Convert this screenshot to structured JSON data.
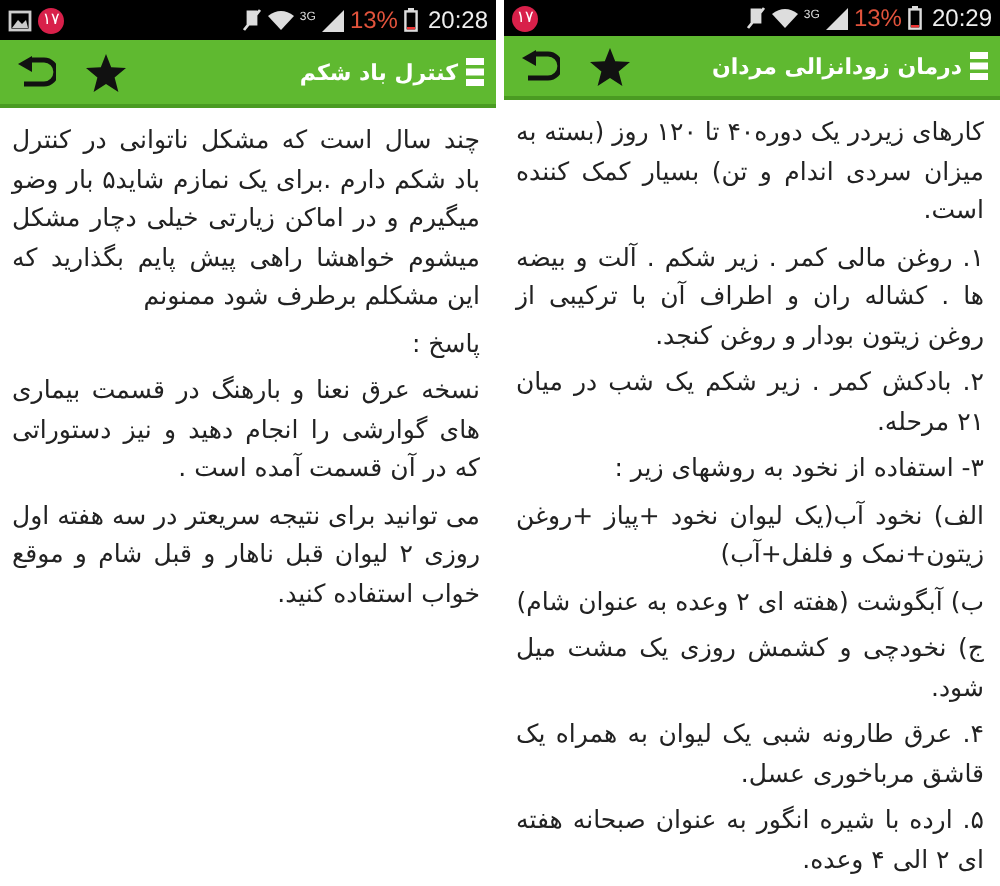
{
  "screens": [
    {
      "status_bar": {
        "image_notification": false,
        "badge": "۱۷",
        "network": "3G",
        "battery": "13%",
        "time": "20:29"
      },
      "toolbar": {
        "title": "درمان زودانزالی مردان"
      },
      "paragraphs": [
        "کارهای زیردر یک دوره۴۰ تا ۱۲۰ روز (بسته به میزان سردی اندام و تن) بسیار کمک کننده است.",
        "۱. روغن مالی کمر . زیر شکم . آلت و بیضه ها . کشاله ران و اطراف آن با ترکیبی از روغن زیتون بودار و روغن کنجد.",
        "۲. بادکش کمر . زیر شکم یک شب در میان ۲۱ مرحله.",
        "۳- استفاده از نخود به روشهای زیر :",
        "الف) نخود آب(یک لیوان نخود +پیاز +روغن زیتون+نمک و فلفل+آب)",
        "ب) آبگوشت (هفته ای ۲ وعده به عنوان شام)",
        "ج) نخودچی و کشمش روزی یک مشت میل شود.",
        "۴. عرق طارونه شبی یک لیوان به همراه یک قاشق مرباخوری عسل.",
        "۵. ارده با شیره انگور به عنوان صبحانه هفته ای ۲ الی ۴ وعده."
      ]
    },
    {
      "status_bar": {
        "image_notification": true,
        "badge": "۱۷",
        "network": "3G",
        "battery": "13%",
        "time": "20:28"
      },
      "toolbar": {
        "title": "کنترل باد شکم"
      },
      "paragraphs": [
        "چند سال است که مشکل ناتوانی در کنترل باد شکم دارم .برای یک نمازم شاید۵ بار وضو میگیرم و در اماکن زیارتی خیلی دچار مشکل میشوم خواهشا راهی پیش پایم بگذارید که این مشکلم برطرف شود ممنونم",
        "پاسخ :",
        "نسخه عرق نعنا و بارهنگ در قسمت بیماری های گوارشی را انجام دهید و نیز دستوراتی که در آن قسمت آمده است .",
        "می توانید برای نتیجه سریعتر در سه هفته اول روزی ۲ لیوان قبل ناهار و قبل شام و موقع خواب استفاده کنید."
      ]
    }
  ]
}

----------

Gather every line from the listing above in which "عنوان" appears, and copy those lines.

        "ب) آبگوشت (هفته ای ۲ وعده به عنوان شام)",
        "۵. ارده با شیره انگور به عنوان صبحانه هفته ای ۲ الی ۴ وعده."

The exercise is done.